TASK TO COMPLETE: Transcribe every line exactly and omit anything that is a picture.

Stored items
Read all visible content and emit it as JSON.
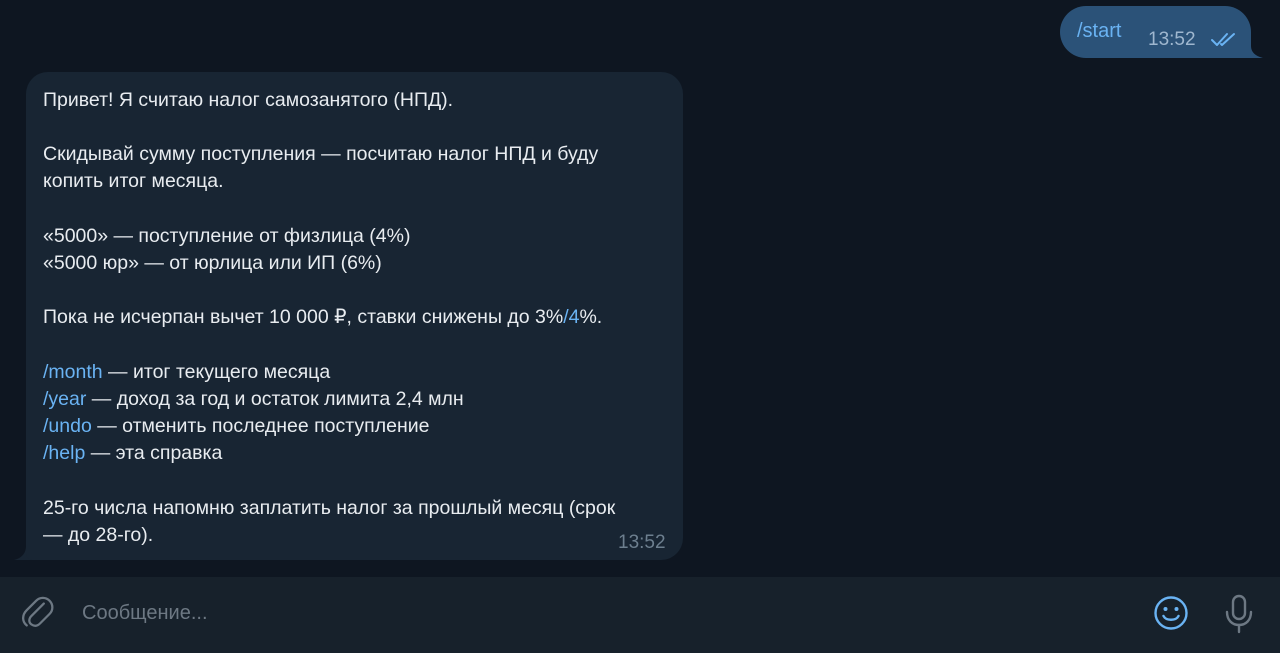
{
  "outgoing": {
    "text": "/start",
    "time": "13:52",
    "status_icon": "double-check-icon"
  },
  "incoming": {
    "lines": [
      {
        "text": "Привет! Я считаю налог самозанятого (НПД)."
      },
      {
        "text": "Скидывай сумму поступления — посчитаю налог НПД и буду"
      },
      {
        "text": "копить итог месяца."
      },
      {
        "text": "«5000» — поступление от физлица (4%)"
      },
      {
        "text": "«5000 юр» — от юрлица или ИП (6%)"
      },
      {
        "before": "Пока не исчерпан вычет 10 000 ₽, ставки снижены до 3%",
        "link": "/4",
        "after": "%."
      },
      {
        "cmd": "/month",
        "rest": " — итог текущего месяца"
      },
      {
        "cmd": "/year",
        "rest": " — доход за год и остаток лимита 2,4 млн"
      },
      {
        "cmd": "/undo",
        "rest": " — отменить последнее поступление"
      },
      {
        "cmd": "/help",
        "rest": " — эта справка"
      },
      {
        "text": "25-го числа напомню заплатить налог за прошлый месяц (срок"
      },
      {
        "text": "— до 28-го)."
      }
    ],
    "time": "13:52"
  },
  "composer": {
    "placeholder": "Сообщение...",
    "value": "",
    "attach_icon": "paperclip-icon",
    "emoji_icon": "smiley-icon",
    "mic_icon": "microphone-icon"
  },
  "colors": {
    "background": "#0e1621",
    "outgoing_bubble": "#2b5278",
    "incoming_bubble": "#182533",
    "composer": "#17212b",
    "link": "#6ab3f3"
  }
}
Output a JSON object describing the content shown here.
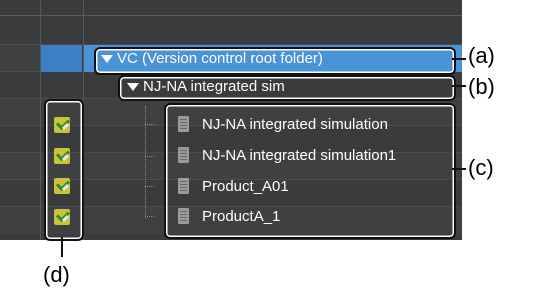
{
  "tree": {
    "root_label": "VC (Version control root folder)",
    "child_label": "NJ-NA integrated sim",
    "items": [
      {
        "label": "NJ-NA integrated simulation"
      },
      {
        "label": "NJ-NA integrated simulation1"
      },
      {
        "label": "Product_A01"
      },
      {
        "label": "ProductA_1"
      }
    ]
  },
  "status_icons": [
    "checked-out-icon",
    "checked-out-icon",
    "checked-out-icon",
    "checked-out-icon"
  ],
  "callouts": {
    "a": "(a)",
    "b": "(b)",
    "c": "(c)",
    "d": "(d)"
  },
  "colors": {
    "panel_bg": "#3a3b3c",
    "selection": "#4a93d6",
    "selection_cell": "#3d7fc4",
    "text": "#ffffff"
  }
}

TASK RESPONSE:
Read all visible content and emit it as JSON.
{
  "outgoing": {
    "text": "/start",
    "time": "13:52",
    "status_icon": "double-check-icon"
  },
  "incoming": {
    "lines": [
      {
        "text": "Привет! Я считаю налог самозанятого (НПД)."
      },
      {
        "text": "Скидывай сумму поступления — посчитаю налог НПД и буду"
      },
      {
        "text": "копить итог месяца."
      },
      {
        "text": "«5000» — поступление от физлица (4%)"
      },
      {
        "text": "«5000 юр» — от юрлица или ИП (6%)"
      },
      {
        "before": "Пока не исчерпан вычет 10 000 ₽, ставки снижены до 3%",
        "link": "/4",
        "after": "%."
      },
      {
        "cmd": "/month",
        "rest": " — итог текущего месяца"
      },
      {
        "cmd": "/year",
        "rest": " — доход за год и остаток лимита 2,4 млн"
      },
      {
        "cmd": "/undo",
        "rest": " — отменить последнее поступление"
      },
      {
        "cmd": "/help",
        "rest": " — эта справка"
      },
      {
        "text": "25-го числа напомню заплатить налог за прошлый месяц (срок"
      },
      {
        "text": "— до 28-го)."
      }
    ],
    "time": "13:52"
  },
  "composer": {
    "placeholder": "Сообщение...",
    "value": "",
    "attach_icon": "paperclip-icon",
    "emoji_icon": "smiley-icon",
    "mic_icon": "microphone-icon"
  },
  "colors": {
    "background": "#0e1621",
    "outgoing_bubble": "#2b5278",
    "incoming_bubble": "#182533",
    "composer": "#17212b",
    "link": "#6ab3f3"
  }
}
Output a JSON object describing the content shown here.
{
  "tree": {
    "root_label": "VC (Version control root folder)",
    "child_label": "NJ-NA integrated sim",
    "items": [
      {
        "label": "NJ-NA integrated simulation"
      },
      {
        "label": "NJ-NA integrated simulation1"
      },
      {
        "label": "Product_A01"
      },
      {
        "label": "ProductA_1"
      }
    ]
  },
  "status_icons": [
    "checked-out-icon",
    "checked-out-icon",
    "checked-out-icon",
    "checked-out-icon"
  ],
  "callouts": {
    "a": "(a)",
    "b": "(b)",
    "c": "(c)",
    "d": "(d)"
  },
  "colors": {
    "panel_bg": "#3a3b3c",
    "selection": "#4a93d6",
    "selection_cell": "#3d7fc4",
    "text": "#ffffff"
  }
}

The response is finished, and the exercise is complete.